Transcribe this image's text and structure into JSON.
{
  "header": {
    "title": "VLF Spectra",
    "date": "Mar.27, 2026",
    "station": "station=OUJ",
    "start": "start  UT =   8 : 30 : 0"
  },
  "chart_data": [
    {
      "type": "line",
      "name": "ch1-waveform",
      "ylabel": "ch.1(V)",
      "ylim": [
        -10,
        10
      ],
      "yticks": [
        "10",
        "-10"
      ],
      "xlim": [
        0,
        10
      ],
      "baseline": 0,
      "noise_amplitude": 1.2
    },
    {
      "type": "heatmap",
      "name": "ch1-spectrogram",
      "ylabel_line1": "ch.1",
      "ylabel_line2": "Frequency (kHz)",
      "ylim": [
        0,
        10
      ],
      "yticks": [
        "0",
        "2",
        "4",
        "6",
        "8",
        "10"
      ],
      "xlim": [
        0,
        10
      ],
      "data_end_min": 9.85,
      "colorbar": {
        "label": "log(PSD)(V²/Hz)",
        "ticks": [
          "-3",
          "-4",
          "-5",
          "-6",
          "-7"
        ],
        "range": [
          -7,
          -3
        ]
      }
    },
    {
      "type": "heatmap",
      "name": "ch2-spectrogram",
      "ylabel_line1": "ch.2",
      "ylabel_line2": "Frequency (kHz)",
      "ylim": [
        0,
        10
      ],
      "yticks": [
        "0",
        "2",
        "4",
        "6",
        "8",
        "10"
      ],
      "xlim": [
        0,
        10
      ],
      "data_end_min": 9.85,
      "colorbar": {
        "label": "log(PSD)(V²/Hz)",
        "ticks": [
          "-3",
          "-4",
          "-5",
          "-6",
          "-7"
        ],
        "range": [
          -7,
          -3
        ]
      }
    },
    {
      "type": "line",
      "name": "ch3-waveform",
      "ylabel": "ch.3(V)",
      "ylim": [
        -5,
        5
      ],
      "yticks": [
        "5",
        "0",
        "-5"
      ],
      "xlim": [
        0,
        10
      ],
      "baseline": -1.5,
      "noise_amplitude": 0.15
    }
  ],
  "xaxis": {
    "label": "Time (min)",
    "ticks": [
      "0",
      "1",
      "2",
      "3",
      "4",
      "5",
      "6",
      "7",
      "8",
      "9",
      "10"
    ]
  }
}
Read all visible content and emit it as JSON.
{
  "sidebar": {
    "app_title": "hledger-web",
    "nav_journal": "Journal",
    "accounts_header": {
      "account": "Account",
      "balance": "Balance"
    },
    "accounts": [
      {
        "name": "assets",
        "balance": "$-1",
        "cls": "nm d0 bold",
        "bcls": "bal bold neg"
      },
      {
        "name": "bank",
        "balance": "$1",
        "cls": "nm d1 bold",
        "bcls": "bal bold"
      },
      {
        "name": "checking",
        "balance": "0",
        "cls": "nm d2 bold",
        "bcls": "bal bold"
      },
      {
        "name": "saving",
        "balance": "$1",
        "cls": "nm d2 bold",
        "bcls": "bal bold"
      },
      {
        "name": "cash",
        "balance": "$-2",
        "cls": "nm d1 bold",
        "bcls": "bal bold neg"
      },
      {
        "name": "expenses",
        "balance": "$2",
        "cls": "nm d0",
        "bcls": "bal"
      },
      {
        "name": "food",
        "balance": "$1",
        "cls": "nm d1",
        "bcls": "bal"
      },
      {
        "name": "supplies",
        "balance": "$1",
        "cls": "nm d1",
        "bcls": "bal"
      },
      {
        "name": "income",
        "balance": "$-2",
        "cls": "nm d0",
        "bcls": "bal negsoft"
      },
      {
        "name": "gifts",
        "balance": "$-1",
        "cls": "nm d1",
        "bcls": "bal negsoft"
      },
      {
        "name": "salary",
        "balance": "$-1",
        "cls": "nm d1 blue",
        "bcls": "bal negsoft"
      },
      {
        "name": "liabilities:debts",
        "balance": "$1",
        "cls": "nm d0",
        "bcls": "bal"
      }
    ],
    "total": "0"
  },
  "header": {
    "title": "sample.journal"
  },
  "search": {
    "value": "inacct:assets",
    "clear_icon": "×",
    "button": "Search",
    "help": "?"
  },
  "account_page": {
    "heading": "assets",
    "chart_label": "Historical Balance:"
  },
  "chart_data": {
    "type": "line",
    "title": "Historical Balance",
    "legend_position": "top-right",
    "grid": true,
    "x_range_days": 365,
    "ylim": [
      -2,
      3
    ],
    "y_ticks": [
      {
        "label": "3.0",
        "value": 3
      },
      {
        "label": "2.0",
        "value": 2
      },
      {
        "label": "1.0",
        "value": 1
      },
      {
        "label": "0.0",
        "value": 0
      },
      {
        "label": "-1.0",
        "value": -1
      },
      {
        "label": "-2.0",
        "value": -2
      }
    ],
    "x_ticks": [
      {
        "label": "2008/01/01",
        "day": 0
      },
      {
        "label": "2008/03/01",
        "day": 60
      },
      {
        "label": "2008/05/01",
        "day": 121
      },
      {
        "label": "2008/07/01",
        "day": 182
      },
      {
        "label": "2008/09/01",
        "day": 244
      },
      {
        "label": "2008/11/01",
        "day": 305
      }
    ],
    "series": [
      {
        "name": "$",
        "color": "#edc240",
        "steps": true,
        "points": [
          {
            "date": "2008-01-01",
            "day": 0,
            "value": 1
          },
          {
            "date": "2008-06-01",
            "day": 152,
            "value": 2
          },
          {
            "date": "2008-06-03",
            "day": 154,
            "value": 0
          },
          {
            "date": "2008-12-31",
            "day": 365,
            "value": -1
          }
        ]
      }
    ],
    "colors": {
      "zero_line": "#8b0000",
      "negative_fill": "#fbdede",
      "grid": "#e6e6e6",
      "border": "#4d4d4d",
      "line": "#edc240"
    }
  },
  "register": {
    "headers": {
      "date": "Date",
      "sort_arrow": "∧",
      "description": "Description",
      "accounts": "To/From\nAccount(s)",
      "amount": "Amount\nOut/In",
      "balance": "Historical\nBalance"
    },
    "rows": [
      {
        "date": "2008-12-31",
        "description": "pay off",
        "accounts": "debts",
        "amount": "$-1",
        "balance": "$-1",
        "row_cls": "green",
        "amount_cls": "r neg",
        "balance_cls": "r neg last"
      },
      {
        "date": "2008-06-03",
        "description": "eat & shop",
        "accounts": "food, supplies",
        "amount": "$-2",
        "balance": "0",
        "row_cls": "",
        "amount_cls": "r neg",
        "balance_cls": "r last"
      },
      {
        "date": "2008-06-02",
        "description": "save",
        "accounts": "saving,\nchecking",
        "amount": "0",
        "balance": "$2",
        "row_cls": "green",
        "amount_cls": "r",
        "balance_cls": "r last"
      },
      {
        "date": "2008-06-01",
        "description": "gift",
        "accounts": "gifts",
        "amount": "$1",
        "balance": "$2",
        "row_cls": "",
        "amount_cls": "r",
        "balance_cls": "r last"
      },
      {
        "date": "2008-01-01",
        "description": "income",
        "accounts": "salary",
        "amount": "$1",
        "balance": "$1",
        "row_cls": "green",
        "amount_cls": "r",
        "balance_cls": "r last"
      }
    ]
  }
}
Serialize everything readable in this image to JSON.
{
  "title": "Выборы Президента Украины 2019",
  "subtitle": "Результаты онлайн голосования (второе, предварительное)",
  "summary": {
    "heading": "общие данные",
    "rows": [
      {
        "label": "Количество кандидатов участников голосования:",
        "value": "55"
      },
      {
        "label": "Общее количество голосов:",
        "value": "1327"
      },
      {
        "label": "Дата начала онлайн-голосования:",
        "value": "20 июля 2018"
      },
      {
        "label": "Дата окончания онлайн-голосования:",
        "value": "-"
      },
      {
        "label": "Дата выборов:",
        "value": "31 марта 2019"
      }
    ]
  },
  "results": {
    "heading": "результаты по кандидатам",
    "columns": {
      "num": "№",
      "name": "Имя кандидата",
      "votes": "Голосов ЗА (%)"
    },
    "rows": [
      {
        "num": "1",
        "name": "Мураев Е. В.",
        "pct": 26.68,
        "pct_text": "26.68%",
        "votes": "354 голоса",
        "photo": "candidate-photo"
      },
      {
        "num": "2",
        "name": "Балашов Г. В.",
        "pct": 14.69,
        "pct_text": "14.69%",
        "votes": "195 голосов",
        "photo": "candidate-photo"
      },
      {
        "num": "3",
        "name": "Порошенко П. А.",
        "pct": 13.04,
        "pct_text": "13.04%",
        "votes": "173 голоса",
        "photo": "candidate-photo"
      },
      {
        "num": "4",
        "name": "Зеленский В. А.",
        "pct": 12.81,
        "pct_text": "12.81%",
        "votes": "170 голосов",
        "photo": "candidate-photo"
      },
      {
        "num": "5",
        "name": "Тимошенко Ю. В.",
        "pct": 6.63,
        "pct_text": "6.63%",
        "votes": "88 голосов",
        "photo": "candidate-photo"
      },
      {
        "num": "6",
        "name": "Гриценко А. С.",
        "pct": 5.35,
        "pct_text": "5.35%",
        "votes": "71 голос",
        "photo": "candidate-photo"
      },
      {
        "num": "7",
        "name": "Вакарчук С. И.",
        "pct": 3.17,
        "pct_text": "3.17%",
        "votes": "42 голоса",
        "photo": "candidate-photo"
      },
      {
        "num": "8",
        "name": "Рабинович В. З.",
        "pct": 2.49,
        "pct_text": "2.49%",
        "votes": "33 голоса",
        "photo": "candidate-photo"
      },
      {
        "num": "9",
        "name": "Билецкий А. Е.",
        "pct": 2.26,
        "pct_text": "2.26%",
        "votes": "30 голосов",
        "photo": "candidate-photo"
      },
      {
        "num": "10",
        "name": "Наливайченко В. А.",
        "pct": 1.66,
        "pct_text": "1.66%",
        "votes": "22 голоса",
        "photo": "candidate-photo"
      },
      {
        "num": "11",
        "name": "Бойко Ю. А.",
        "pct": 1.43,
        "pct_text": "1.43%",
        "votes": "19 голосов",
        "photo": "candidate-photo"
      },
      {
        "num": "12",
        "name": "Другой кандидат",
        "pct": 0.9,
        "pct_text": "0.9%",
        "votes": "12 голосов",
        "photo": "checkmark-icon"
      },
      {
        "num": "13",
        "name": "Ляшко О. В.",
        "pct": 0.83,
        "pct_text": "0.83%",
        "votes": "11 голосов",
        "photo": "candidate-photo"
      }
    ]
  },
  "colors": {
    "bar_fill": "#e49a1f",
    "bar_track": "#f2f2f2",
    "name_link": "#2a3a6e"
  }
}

____________

* What needs to be done
Show, from the material above, each line that includes the string "spectrogram".

* Response for this exercise
      "name": "ch1-spectrogram",
      "name": "ch2-spectrogram",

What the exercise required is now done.